Aim of the task
Where a line in the listing below contains the word "this", copy that line.

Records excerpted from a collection
* * * * *

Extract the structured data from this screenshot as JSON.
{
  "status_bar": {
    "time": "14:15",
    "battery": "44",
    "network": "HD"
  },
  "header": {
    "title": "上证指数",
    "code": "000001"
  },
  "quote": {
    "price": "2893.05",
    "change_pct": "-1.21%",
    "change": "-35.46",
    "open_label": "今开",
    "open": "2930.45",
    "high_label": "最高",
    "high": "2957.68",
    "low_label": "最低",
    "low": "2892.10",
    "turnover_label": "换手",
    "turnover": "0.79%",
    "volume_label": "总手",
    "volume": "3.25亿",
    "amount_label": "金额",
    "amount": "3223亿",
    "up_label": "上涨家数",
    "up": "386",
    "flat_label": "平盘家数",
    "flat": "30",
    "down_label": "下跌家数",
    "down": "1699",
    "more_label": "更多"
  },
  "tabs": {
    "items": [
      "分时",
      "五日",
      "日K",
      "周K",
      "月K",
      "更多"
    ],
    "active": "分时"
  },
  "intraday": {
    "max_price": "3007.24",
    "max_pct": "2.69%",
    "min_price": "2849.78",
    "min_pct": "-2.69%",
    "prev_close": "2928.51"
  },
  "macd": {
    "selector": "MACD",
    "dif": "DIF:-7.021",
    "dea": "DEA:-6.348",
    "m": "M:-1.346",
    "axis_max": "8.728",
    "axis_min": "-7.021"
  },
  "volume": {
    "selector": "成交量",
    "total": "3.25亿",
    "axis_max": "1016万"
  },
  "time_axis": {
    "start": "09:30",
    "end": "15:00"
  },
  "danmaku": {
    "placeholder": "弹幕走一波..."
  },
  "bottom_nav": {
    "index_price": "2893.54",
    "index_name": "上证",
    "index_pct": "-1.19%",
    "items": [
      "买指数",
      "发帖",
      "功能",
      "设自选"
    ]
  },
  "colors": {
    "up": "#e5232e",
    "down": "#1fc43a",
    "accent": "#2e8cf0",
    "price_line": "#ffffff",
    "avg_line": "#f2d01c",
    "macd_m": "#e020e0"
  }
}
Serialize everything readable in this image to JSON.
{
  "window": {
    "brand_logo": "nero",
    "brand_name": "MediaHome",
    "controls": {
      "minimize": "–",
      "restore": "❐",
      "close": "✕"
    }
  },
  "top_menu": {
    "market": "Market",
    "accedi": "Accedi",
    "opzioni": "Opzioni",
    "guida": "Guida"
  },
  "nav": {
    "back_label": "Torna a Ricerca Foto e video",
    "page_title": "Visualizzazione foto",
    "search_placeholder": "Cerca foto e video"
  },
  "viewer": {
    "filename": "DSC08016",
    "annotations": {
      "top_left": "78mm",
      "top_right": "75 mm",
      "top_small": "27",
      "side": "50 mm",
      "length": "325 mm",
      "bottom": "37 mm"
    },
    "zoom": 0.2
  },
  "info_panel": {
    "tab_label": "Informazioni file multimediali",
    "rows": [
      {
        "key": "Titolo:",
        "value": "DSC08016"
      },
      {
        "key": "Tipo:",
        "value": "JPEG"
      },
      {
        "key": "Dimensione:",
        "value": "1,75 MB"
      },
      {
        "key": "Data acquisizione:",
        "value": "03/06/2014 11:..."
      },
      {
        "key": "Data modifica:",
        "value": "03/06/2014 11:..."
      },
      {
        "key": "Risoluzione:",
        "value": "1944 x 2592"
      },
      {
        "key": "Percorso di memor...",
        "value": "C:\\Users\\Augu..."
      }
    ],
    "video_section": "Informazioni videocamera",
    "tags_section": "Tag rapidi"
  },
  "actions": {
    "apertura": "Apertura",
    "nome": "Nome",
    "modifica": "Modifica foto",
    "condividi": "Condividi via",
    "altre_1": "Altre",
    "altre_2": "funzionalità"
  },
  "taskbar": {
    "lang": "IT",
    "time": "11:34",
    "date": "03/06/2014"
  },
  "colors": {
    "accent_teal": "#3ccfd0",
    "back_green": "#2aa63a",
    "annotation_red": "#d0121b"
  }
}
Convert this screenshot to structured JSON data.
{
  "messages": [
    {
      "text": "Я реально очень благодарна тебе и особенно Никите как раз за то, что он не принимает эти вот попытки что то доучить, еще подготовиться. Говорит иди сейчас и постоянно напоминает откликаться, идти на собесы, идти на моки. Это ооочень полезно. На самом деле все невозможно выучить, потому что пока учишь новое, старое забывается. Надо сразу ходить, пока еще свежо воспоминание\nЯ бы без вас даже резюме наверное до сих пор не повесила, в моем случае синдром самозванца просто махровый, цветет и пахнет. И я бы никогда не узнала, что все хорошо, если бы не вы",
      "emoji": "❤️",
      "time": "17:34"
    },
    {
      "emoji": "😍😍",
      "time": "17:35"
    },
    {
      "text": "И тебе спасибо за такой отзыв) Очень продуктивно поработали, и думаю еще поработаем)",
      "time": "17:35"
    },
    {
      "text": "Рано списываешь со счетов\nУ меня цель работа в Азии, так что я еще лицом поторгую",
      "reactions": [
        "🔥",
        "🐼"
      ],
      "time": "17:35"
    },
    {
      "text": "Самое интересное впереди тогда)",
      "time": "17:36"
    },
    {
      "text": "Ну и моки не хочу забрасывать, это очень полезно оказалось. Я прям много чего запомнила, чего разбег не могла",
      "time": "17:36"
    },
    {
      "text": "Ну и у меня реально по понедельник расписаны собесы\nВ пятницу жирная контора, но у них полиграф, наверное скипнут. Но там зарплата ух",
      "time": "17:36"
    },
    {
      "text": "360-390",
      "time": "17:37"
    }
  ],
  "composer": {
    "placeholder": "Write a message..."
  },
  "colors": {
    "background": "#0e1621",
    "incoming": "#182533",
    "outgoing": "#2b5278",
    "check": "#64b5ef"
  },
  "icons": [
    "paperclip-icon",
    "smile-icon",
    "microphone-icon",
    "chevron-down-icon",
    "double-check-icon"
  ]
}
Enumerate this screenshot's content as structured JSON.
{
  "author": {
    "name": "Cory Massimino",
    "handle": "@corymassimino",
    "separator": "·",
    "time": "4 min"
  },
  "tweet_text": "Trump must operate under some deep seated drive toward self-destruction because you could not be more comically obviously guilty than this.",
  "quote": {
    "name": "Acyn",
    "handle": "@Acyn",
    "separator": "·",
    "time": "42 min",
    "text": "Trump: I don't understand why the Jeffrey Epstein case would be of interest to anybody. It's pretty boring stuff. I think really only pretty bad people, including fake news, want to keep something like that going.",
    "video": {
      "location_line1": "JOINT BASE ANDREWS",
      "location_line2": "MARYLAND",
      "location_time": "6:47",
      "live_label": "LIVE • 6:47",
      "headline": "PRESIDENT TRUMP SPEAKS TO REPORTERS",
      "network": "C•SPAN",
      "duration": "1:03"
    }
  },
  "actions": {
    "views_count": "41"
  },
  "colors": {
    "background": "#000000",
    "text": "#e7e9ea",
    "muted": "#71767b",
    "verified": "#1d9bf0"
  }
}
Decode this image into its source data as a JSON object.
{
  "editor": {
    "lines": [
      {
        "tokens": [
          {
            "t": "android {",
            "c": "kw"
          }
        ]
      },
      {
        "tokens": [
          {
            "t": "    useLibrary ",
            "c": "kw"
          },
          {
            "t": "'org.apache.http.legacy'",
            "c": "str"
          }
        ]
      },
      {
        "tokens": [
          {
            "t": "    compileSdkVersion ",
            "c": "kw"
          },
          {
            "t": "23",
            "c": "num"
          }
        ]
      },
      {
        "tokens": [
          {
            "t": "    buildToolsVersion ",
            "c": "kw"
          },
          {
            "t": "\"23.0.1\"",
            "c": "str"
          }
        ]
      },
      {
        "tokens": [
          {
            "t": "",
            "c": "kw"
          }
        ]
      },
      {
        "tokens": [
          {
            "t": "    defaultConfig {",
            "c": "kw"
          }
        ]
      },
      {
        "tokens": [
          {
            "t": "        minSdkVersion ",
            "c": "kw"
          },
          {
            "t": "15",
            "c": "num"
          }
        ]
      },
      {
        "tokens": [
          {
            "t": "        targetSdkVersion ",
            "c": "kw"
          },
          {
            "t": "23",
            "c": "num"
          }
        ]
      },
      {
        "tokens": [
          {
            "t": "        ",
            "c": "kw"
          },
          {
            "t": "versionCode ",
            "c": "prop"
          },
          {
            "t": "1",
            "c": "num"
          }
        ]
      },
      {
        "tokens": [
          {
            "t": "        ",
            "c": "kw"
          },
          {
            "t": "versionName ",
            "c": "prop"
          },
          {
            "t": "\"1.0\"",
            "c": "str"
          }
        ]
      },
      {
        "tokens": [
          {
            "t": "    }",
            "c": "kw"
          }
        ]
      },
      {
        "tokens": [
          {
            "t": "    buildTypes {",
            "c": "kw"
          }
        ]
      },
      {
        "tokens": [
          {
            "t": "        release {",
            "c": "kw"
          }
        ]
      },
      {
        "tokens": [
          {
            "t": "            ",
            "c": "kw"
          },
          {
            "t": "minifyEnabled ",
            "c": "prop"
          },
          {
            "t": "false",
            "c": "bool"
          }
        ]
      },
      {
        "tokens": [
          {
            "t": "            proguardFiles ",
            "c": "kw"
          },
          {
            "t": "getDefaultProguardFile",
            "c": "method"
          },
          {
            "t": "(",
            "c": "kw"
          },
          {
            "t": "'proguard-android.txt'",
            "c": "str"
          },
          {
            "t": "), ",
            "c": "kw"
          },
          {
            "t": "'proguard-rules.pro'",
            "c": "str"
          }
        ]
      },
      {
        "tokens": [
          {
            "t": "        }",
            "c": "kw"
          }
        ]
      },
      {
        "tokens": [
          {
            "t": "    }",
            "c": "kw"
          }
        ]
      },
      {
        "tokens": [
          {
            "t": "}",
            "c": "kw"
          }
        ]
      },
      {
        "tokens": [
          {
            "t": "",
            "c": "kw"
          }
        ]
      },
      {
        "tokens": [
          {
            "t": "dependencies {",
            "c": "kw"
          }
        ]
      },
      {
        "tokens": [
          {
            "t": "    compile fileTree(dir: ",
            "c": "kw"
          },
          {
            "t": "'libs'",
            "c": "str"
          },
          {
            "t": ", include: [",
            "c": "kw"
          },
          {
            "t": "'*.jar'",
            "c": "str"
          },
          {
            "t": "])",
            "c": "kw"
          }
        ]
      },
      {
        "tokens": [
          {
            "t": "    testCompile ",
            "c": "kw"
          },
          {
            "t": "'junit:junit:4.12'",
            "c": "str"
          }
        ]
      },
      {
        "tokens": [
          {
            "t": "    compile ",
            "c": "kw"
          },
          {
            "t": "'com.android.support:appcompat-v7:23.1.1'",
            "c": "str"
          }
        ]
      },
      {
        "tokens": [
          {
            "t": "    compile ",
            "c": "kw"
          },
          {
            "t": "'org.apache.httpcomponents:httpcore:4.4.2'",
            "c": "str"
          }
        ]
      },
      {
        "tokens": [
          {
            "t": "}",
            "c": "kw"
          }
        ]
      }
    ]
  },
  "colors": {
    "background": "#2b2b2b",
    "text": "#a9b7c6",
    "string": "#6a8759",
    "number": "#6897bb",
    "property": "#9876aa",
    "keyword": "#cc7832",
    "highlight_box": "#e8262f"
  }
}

* * * * *

Task answer
Extract the structured data from this screenshot as JSON.
Serialize everything readable in this image to JSON.
Convert this screenshot to structured JSON data.
Enumerate this screenshot's content as structured JSON.
  "tweet_text": "Trump must operate under some deep seated drive toward self-destruction because you could not be more comically obviously guilty than this.",
Decode this image into its source data as a JSON object.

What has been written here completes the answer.